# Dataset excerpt
■ ■ ■ ■
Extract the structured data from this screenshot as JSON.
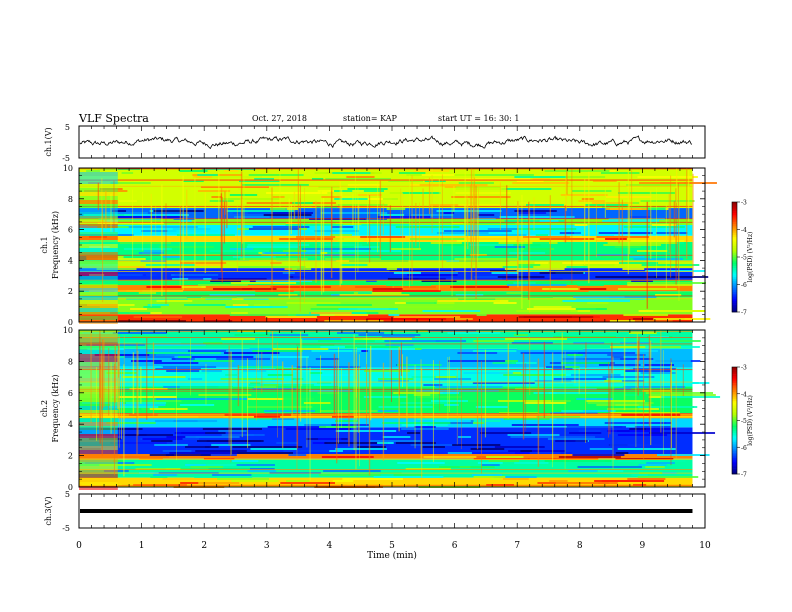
{
  "header": {
    "title": "VLF Spectra",
    "date": "Oct. 27, 2018",
    "station": "station= KAP",
    "start": "start  UT =   16: 30: 1"
  },
  "chart_data": [
    {
      "type": "line",
      "panel": "ch1-waveform",
      "ylabel": "ch.1(V)",
      "yticks": [
        "5",
        "-5"
      ],
      "ylim": [
        -5,
        5
      ],
      "x_range": [
        0,
        9.8
      ],
      "series": [
        {
          "values_desc": "noisy waveform around 0 V, amplitude about 1-2 V"
        }
      ]
    },
    {
      "type": "heatmap",
      "panel": "ch1-spectrogram",
      "ylabel": "ch.1\nFrequency (kHz)",
      "ylabel_lines": [
        "ch.1",
        "Frequency (kHz)"
      ],
      "yticks": [
        "0",
        "2",
        "4",
        "6",
        "8",
        "10"
      ],
      "ylim": [
        0,
        10
      ],
      "xlim": [
        0,
        10
      ],
      "data_x_end": 9.8,
      "colorbar": {
        "label": "log(PSD) (V²/Hz)",
        "ticks": [
          "-3",
          "-4",
          "-5",
          "-6",
          "-7"
        ],
        "range": [
          -7,
          -3
        ]
      },
      "bands": [
        {
          "f": [
            0.0,
            0.5
          ],
          "level": -3.6
        },
        {
          "f": [
            0.5,
            1.6
          ],
          "level": -4.9
        },
        {
          "f": [
            1.6,
            2.0
          ],
          "level": -5.2
        },
        {
          "f": [
            2.0,
            2.4
          ],
          "level": -3.9
        },
        {
          "f": [
            2.4,
            2.7
          ],
          "level": -5.2
        },
        {
          "f": [
            2.7,
            3.5
          ],
          "level": -6.4
        },
        {
          "f": [
            3.5,
            4.0
          ],
          "level": -4.7
        },
        {
          "f": [
            4.0,
            5.2
          ],
          "level": -5.3
        },
        {
          "f": [
            5.2,
            5.6
          ],
          "level": -4.2
        },
        {
          "f": [
            5.6,
            6.3
          ],
          "level": -5.7
        },
        {
          "f": [
            6.3,
            6.7
          ],
          "level": -4.9
        },
        {
          "f": [
            6.7,
            7.4
          ],
          "level": -6.2
        },
        {
          "f": [
            7.4,
            10.0
          ],
          "level": -4.6
        }
      ]
    },
    {
      "type": "heatmap",
      "panel": "ch2-spectrogram",
      "ylabel": "ch.2\nFrequency (kHz)",
      "ylabel_lines": [
        "ch.2",
        "Frequency (kHz)"
      ],
      "yticks": [
        "0",
        "2",
        "4",
        "6",
        "8",
        "10"
      ],
      "ylim": [
        0,
        10
      ],
      "xlim": [
        0,
        10
      ],
      "data_x_end": 9.8,
      "colorbar": {
        "label": "log(PSD) (V²/Hz)",
        "ticks": [
          "-3",
          "-4",
          "-5",
          "-6",
          "-7"
        ],
        "range": [
          -7,
          -3
        ]
      },
      "bands": [
        {
          "f": [
            0.0,
            0.6
          ],
          "level": -4.2
        },
        {
          "f": [
            0.6,
            1.8
          ],
          "level": -5.4
        },
        {
          "f": [
            1.8,
            2.1
          ],
          "level": -3.9
        },
        {
          "f": [
            2.1,
            3.8
          ],
          "level": -6.4
        },
        {
          "f": [
            3.8,
            4.4
          ],
          "level": -5.8
        },
        {
          "f": [
            4.4,
            4.7
          ],
          "level": -4.2
        },
        {
          "f": [
            4.7,
            6.4
          ],
          "level": -5.2
        },
        {
          "f": [
            6.4,
            7.6
          ],
          "level": -5.6
        },
        {
          "f": [
            7.6,
            8.8
          ],
          "level": -5.9
        },
        {
          "f": [
            8.8,
            10.0
          ],
          "level": -5.4
        }
      ]
    },
    {
      "type": "line",
      "panel": "ch3-waveform",
      "ylabel": "ch.3(V)",
      "yticks": [
        "5",
        "-5"
      ],
      "ylim": [
        -5,
        5
      ],
      "xlabel": "Time (min)",
      "xticks": [
        "0",
        "1",
        "2",
        "3",
        "4",
        "5",
        "6",
        "7",
        "8",
        "9",
        "10"
      ],
      "xlim": [
        0,
        10
      ],
      "series": [
        {
          "values_desc": "flat thick line at 0 V from 0 to 9.8 min"
        }
      ]
    }
  ],
  "colors": {
    "scale": [
      "#00007a",
      "#0000ff",
      "#0080ff",
      "#00ffff",
      "#00ff66",
      "#b4ff00",
      "#ffff00",
      "#ff8000",
      "#ff0000",
      "#8b0000"
    ]
  }
}
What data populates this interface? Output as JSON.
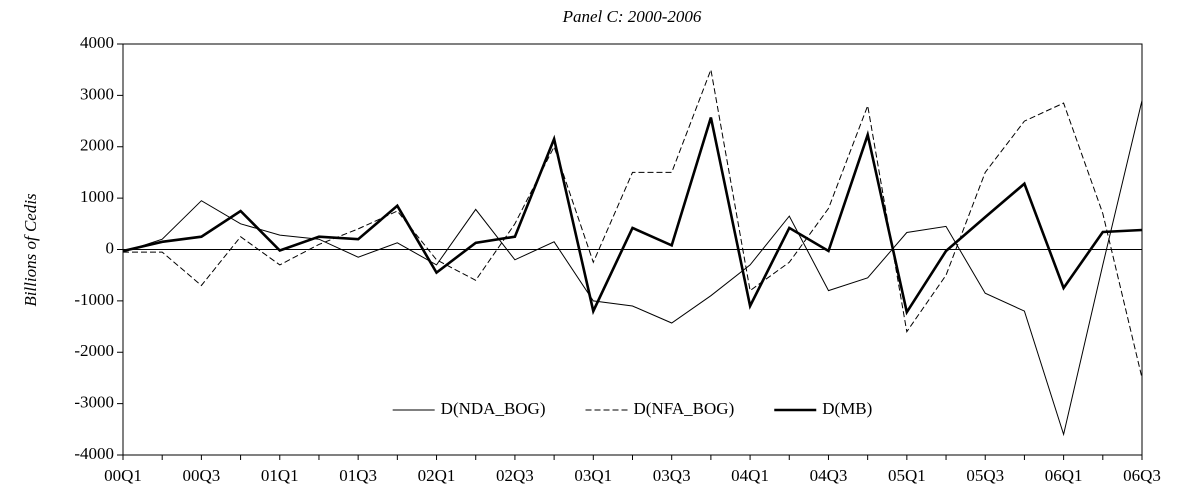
{
  "chart_data": {
    "type": "line",
    "title": "Panel C: 2000-2006",
    "y_label": "Billions of Cedis",
    "categories": [
      "00Q1",
      null,
      "00Q3",
      null,
      "01Q1",
      null,
      "01Q3",
      null,
      "02Q1",
      null,
      "02Q3",
      null,
      "03Q1",
      null,
      "03Q3",
      null,
      "04Q1",
      null,
      "04Q3",
      null,
      "05Q1",
      null,
      "05Q3",
      null,
      "06Q1",
      null,
      "06Q3"
    ],
    "series": [
      {
        "name": "D(NDA_BOG)",
        "color": "#000000",
        "line_style": "solid",
        "line_width": 1,
        "values": [
          -50,
          200,
          950,
          500,
          280,
          200,
          -150,
          130,
          -300,
          780,
          -200,
          150,
          -1000,
          -1100,
          -1430,
          -900,
          -300,
          650,
          -800,
          -550,
          330,
          450,
          -850,
          -1200,
          -3600,
          -300,
          2900
        ]
      },
      {
        "name": "D(NFA_BOG)",
        "color": "#000000",
        "line_style": "dashed",
        "line_width": 1,
        "values": [
          -50,
          -50,
          -700,
          250,
          -300,
          100,
          400,
          750,
          -200,
          -600,
          500,
          2000,
          -250,
          1500,
          1500,
          3500,
          -800,
          -250,
          800,
          2800,
          -1600,
          -500,
          1500,
          2500,
          2850,
          700,
          -2500
        ]
      },
      {
        "name": "D(MB)",
        "color": "#000000",
        "line_style": "solid",
        "line_width": 2.6,
        "values": [
          -30,
          150,
          250,
          750,
          -20,
          250,
          200,
          850,
          -450,
          130,
          250,
          2150,
          -1200,
          420,
          80,
          2570,
          -1100,
          420,
          -30,
          2230,
          -1220,
          -30,
          630,
          1280,
          -750,
          340,
          380
        ]
      }
    ],
    "ylim": [
      -4000,
      4000
    ],
    "yticks": [
      -4000,
      -3000,
      -2000,
      -1000,
      0,
      1000,
      2000,
      3000,
      4000
    ],
    "zero_line": true,
    "legend": "lower center"
  }
}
■ ■ ■ ■
Leave the pictures out and reproduce each record exactly as written.

# ANSWER TO THIS PROBLEM
Extract the structured data from this screenshot as JSON.
{
  "header": {
    "title": "VLF Spectra",
    "date": "Oct. 27, 2018",
    "station": "station= KAP",
    "start": "start  UT =   16: 30: 1"
  },
  "chart_data": [
    {
      "type": "line",
      "panel": "ch1-waveform",
      "ylabel": "ch.1(V)",
      "yticks": [
        "5",
        "-5"
      ],
      "ylim": [
        -5,
        5
      ],
      "x_range": [
        0,
        9.8
      ],
      "series": [
        {
          "values_desc": "noisy waveform around 0 V, amplitude about 1-2 V"
        }
      ]
    },
    {
      "type": "heatmap",
      "panel": "ch1-spectrogram",
      "ylabel": "ch.1\nFrequency (kHz)",
      "ylabel_lines": [
        "ch.1",
        "Frequency (kHz)"
      ],
      "yticks": [
        "0",
        "2",
        "4",
        "6",
        "8",
        "10"
      ],
      "ylim": [
        0,
        10
      ],
      "xlim": [
        0,
        10
      ],
      "data_x_end": 9.8,
      "colorbar": {
        "label": "log(PSD) (V²/Hz)",
        "ticks": [
          "-3",
          "-4",
          "-5",
          "-6",
          "-7"
        ],
        "range": [
          -7,
          -3
        ]
      },
      "bands": [
        {
          "f": [
            0.0,
            0.5
          ],
          "level": -3.6
        },
        {
          "f": [
            0.5,
            1.6
          ],
          "level": -4.9
        },
        {
          "f": [
            1.6,
            2.0
          ],
          "level": -5.2
        },
        {
          "f": [
            2.0,
            2.4
          ],
          "level": -3.9
        },
        {
          "f": [
            2.4,
            2.7
          ],
          "level": -5.2
        },
        {
          "f": [
            2.7,
            3.5
          ],
          "level": -6.4
        },
        {
          "f": [
            3.5,
            4.0
          ],
          "level": -4.7
        },
        {
          "f": [
            4.0,
            5.2
          ],
          "level": -5.3
        },
        {
          "f": [
            5.2,
            5.6
          ],
          "level": -4.2
        },
        {
          "f": [
            5.6,
            6.3
          ],
          "level": -5.7
        },
        {
          "f": [
            6.3,
            6.7
          ],
          "level": -4.9
        },
        {
          "f": [
            6.7,
            7.4
          ],
          "level": -6.2
        },
        {
          "f": [
            7.4,
            10.0
          ],
          "level": -4.6
        }
      ]
    },
    {
      "type": "heatmap",
      "panel": "ch2-spectrogram",
      "ylabel": "ch.2\nFrequency (kHz)",
      "ylabel_lines": [
        "ch.2",
        "Frequency (kHz)"
      ],
      "yticks": [
        "0",
        "2",
        "4",
        "6",
        "8",
        "10"
      ],
      "ylim": [
        0,
        10
      ],
      "xlim": [
        0,
        10
      ],
      "data_x_end": 9.8,
      "colorbar": {
        "label": "log(PSD) (V²/Hz)",
        "ticks": [
          "-3",
          "-4",
          "-5",
          "-6",
          "-7"
        ],
        "range": [
          -7,
          -3
        ]
      },
      "bands": [
        {
          "f": [
            0.0,
            0.6
          ],
          "level": -4.2
        },
        {
          "f": [
            0.6,
            1.8
          ],
          "level": -5.4
        },
        {
          "f": [
            1.8,
            2.1
          ],
          "level": -3.9
        },
        {
          "f": [
            2.1,
            3.8
          ],
          "level": -6.4
        },
        {
          "f": [
            3.8,
            4.4
          ],
          "level": -5.8
        },
        {
          "f": [
            4.4,
            4.7
          ],
          "level": -4.2
        },
        {
          "f": [
            4.7,
            6.4
          ],
          "level": -5.2
        },
        {
          "f": [
            6.4,
            7.6
          ],
          "level": -5.6
        },
        {
          "f": [
            7.6,
            8.8
          ],
          "level": -5.9
        },
        {
          "f": [
            8.8,
            10.0
          ],
          "level": -5.4
        }
      ]
    },
    {
      "type": "line",
      "panel": "ch3-waveform",
      "ylabel": "ch.3(V)",
      "yticks": [
        "5",
        "-5"
      ],
      "ylim": [
        -5,
        5
      ],
      "xlabel": "Time (min)",
      "xticks": [
        "0",
        "1",
        "2",
        "3",
        "4",
        "5",
        "6",
        "7",
        "8",
        "9",
        "10"
      ],
      "xlim": [
        0,
        10
      ],
      "series": [
        {
          "values_desc": "flat thick line at 0 V from 0 to 9.8 min"
        }
      ]
    }
  ],
  "colors": {
    "scale": [
      "#00007a",
      "#0000ff",
      "#0080ff",
      "#00ffff",
      "#00ff66",
      "#b4ff00",
      "#ffff00",
      "#ff8000",
      "#ff0000",
      "#8b0000"
    ]
  }
}
What data populates this interface? Output as JSON.
{
  "chart_data": {
    "type": "line",
    "title": "Panel C: 2000-2006",
    "y_label": "Billions of Cedis",
    "categories": [
      "00Q1",
      null,
      "00Q3",
      null,
      "01Q1",
      null,
      "01Q3",
      null,
      "02Q1",
      null,
      "02Q3",
      null,
      "03Q1",
      null,
      "03Q3",
      null,
      "04Q1",
      null,
      "04Q3",
      null,
      "05Q1",
      null,
      "05Q3",
      null,
      "06Q1",
      null,
      "06Q3"
    ],
    "series": [
      {
        "name": "D(NDA_BOG)",
        "color": "#000000",
        "line_style": "solid",
        "line_width": 1,
        "values": [
          -50,
          200,
          950,
          500,
          280,
          200,
          -150,
          130,
          -300,
          780,
          -200,
          150,
          -1000,
          -1100,
          -1430,
          -900,
          -300,
          650,
          -800,
          -550,
          330,
          450,
          -850,
          -1200,
          -3600,
          -300,
          2900
        ]
      },
      {
        "name": "D(NFA_BOG)",
        "color": "#000000",
        "line_style": "dashed",
        "line_width": 1,
        "values": [
          -50,
          -50,
          -700,
          250,
          -300,
          100,
          400,
          750,
          -200,
          -600,
          500,
          2000,
          -250,
          1500,
          1500,
          3500,
          -800,
          -250,
          800,
          2800,
          -1600,
          -500,
          1500,
          2500,
          2850,
          700,
          -2500
        ]
      },
      {
        "name": "D(MB)",
        "color": "#000000",
        "line_style": "solid",
        "line_width": 2.6,
        "values": [
          -30,
          150,
          250,
          750,
          -20,
          250,
          200,
          850,
          -450,
          130,
          250,
          2150,
          -1200,
          420,
          80,
          2570,
          -1100,
          420,
          -30,
          2230,
          -1220,
          -30,
          630,
          1280,
          -750,
          340,
          380
        ]
      }
    ],
    "ylim": [
      -4000,
      4000
    ],
    "yticks": [
      -4000,
      -3000,
      -2000,
      -1000,
      0,
      1000,
      2000,
      3000,
      4000
    ],
    "zero_line": true,
    "legend": "lower center"
  }
}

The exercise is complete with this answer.